-- start --
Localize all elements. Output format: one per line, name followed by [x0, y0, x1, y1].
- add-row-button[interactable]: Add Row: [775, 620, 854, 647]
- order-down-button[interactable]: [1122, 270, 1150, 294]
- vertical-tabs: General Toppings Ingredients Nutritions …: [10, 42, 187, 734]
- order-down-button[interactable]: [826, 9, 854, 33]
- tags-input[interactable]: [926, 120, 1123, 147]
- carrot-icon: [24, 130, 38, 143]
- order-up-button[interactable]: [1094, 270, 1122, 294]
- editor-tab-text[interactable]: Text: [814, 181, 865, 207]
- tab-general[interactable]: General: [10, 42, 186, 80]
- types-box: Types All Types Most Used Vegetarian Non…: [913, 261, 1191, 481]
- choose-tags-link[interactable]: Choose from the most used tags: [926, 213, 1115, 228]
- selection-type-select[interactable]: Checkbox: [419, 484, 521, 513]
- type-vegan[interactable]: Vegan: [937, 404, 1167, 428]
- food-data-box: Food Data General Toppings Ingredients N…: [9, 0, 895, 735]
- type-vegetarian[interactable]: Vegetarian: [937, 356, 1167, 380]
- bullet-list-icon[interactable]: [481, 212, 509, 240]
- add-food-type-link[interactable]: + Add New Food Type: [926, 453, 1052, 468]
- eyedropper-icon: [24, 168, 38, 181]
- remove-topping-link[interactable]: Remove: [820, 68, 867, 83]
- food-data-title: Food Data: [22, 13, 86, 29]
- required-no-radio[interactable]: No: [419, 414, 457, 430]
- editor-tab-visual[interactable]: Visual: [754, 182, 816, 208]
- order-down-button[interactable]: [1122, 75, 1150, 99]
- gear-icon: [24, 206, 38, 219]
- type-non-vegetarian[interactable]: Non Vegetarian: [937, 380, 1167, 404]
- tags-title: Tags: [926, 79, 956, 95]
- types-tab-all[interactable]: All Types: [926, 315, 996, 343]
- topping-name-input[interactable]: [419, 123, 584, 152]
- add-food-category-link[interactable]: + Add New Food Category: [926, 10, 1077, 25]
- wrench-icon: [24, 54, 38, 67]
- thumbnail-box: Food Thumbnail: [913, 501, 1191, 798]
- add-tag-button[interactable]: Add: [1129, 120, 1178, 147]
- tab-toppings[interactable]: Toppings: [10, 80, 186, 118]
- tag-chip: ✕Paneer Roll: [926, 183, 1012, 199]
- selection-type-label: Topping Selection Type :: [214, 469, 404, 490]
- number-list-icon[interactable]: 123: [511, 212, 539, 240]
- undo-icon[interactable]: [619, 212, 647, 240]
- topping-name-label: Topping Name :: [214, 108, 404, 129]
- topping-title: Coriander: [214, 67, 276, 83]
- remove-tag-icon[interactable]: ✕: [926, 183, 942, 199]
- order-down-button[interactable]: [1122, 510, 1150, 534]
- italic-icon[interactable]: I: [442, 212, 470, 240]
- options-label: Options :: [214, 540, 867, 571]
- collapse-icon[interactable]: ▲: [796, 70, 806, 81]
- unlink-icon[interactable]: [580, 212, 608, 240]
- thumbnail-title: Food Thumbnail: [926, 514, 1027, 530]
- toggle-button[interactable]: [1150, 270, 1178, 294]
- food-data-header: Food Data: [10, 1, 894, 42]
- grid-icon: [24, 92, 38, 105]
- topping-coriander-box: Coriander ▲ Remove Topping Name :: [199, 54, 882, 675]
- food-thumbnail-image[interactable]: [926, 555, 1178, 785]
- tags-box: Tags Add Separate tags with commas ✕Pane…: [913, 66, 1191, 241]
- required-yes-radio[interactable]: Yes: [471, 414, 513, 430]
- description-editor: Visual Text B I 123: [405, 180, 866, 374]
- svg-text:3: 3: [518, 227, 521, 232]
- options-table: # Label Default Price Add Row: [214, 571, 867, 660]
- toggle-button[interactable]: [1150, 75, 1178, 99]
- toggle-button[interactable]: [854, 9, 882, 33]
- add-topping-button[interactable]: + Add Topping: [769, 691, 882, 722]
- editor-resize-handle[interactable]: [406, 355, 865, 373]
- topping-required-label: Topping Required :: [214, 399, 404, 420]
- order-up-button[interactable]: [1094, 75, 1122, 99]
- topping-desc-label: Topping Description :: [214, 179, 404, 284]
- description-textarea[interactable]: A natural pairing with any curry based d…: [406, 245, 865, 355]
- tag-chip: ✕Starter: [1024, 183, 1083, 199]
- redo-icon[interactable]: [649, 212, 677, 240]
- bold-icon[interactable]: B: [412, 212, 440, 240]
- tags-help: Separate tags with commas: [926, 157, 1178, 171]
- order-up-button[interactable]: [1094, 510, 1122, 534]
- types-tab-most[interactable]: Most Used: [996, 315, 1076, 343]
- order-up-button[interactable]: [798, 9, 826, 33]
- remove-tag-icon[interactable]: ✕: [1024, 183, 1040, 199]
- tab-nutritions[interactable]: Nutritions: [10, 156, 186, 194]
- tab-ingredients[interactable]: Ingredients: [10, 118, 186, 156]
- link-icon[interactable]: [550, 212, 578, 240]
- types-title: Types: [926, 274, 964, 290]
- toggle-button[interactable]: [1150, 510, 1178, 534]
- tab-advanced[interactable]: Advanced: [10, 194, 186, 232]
-- end --
▶ _EXERCISE BRIEF_
Rewrite the listing from its start through the line containing "- tab-general[interactable]: General: [10, 42, 186, 80]", changing "carrot-icon" to "leaf-icon" and leaving everything else as it is.

▶ _COMPLETE ANSWER_
Localize all elements. Output format: one per line, name followed by [x0, y0, x1, y1].
- add-row-button[interactable]: Add Row: [775, 620, 854, 647]
- order-down-button[interactable]: [1122, 270, 1150, 294]
- vertical-tabs: General Toppings Ingredients Nutritions …: [10, 42, 187, 734]
- order-down-button[interactable]: [826, 9, 854, 33]
- tags-input[interactable]: [926, 120, 1123, 147]
- leaf-icon: [24, 130, 38, 143]
- order-up-button[interactable]: [1094, 270, 1122, 294]
- editor-tab-text[interactable]: Text: [814, 181, 865, 207]
- tab-general[interactable]: General: [10, 42, 186, 80]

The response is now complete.